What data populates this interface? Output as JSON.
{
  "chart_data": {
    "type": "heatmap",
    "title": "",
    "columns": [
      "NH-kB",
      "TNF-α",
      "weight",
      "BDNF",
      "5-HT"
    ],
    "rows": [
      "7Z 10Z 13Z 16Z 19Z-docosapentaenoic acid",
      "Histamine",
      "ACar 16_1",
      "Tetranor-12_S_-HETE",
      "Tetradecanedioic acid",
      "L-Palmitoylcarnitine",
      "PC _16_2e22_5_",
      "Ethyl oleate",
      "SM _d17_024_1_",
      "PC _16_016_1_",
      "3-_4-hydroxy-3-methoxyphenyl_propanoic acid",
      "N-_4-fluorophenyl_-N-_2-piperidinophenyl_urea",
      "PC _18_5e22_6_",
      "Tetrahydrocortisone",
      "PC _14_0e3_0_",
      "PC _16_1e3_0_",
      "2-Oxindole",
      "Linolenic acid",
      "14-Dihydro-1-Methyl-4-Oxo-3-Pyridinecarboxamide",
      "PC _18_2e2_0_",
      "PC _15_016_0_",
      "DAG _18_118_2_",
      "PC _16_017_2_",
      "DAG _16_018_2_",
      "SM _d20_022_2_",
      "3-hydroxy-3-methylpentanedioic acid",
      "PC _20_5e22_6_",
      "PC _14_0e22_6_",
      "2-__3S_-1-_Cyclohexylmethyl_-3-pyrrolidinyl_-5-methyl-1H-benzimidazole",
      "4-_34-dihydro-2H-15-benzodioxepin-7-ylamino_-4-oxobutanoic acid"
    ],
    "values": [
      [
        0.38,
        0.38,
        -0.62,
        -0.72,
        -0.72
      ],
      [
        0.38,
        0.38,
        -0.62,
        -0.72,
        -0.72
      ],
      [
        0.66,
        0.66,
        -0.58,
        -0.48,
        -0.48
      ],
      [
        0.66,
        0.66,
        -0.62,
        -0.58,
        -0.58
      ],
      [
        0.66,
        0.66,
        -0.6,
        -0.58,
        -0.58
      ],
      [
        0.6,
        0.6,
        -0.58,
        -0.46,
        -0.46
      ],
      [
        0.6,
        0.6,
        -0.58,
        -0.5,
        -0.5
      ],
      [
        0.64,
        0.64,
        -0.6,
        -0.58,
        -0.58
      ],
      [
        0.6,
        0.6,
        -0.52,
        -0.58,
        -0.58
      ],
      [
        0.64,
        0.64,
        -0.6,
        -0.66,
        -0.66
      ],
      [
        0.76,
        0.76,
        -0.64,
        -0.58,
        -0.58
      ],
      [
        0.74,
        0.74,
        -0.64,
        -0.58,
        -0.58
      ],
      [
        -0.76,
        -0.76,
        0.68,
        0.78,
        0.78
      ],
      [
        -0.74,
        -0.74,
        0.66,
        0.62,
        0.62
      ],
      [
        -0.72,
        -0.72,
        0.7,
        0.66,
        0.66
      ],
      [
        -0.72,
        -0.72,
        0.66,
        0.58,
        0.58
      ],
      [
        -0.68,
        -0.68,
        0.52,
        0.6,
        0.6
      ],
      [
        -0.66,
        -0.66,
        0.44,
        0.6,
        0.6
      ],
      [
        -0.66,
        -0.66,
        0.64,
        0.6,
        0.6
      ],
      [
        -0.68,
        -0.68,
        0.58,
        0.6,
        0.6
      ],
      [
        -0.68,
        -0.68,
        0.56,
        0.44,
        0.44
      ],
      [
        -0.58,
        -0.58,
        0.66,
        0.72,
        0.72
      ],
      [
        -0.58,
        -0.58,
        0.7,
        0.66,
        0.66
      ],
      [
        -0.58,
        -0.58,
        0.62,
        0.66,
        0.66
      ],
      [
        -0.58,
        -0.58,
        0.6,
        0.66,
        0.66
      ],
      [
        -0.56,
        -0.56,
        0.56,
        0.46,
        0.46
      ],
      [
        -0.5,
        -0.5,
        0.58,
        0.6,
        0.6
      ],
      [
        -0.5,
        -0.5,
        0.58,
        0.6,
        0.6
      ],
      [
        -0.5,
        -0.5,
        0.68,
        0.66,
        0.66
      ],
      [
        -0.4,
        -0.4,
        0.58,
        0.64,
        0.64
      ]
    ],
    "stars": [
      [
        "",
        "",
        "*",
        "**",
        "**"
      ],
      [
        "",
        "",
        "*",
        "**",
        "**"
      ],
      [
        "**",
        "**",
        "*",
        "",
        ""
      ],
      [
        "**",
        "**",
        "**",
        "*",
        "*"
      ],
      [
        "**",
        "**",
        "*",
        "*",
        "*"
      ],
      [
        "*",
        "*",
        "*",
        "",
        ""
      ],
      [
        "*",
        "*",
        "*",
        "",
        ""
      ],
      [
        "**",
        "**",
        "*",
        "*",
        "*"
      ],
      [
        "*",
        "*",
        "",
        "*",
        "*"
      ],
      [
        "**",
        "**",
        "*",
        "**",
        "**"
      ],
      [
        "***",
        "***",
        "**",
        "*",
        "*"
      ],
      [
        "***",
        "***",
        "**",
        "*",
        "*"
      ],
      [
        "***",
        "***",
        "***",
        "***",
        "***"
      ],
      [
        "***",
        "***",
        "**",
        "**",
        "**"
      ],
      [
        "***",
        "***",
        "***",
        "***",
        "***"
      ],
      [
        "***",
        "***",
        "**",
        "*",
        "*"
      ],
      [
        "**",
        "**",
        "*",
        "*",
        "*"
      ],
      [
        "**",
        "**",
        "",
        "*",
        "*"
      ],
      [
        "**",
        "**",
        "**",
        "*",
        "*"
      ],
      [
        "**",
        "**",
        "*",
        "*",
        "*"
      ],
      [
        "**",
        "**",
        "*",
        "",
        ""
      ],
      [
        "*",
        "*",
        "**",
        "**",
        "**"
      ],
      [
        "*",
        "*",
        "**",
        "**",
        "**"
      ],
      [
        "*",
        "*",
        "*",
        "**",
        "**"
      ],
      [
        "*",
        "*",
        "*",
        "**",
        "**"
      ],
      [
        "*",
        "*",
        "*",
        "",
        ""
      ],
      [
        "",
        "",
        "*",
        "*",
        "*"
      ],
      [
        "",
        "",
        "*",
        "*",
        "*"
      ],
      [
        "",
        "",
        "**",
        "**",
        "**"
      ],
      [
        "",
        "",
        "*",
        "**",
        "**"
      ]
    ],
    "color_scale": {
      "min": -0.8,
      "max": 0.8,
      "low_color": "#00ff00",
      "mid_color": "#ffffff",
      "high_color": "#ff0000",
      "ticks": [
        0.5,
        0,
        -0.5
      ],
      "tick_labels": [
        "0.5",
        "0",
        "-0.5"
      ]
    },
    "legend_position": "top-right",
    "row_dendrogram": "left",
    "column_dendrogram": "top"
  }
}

What is expected | Extract every line containing the string "hydroxy" from the data above.

Finished task |
      "3-_4-hydroxy-3-methoxyphenyl_propanoic acid",
      "3-hydroxy-3-methylpentanedioic acid",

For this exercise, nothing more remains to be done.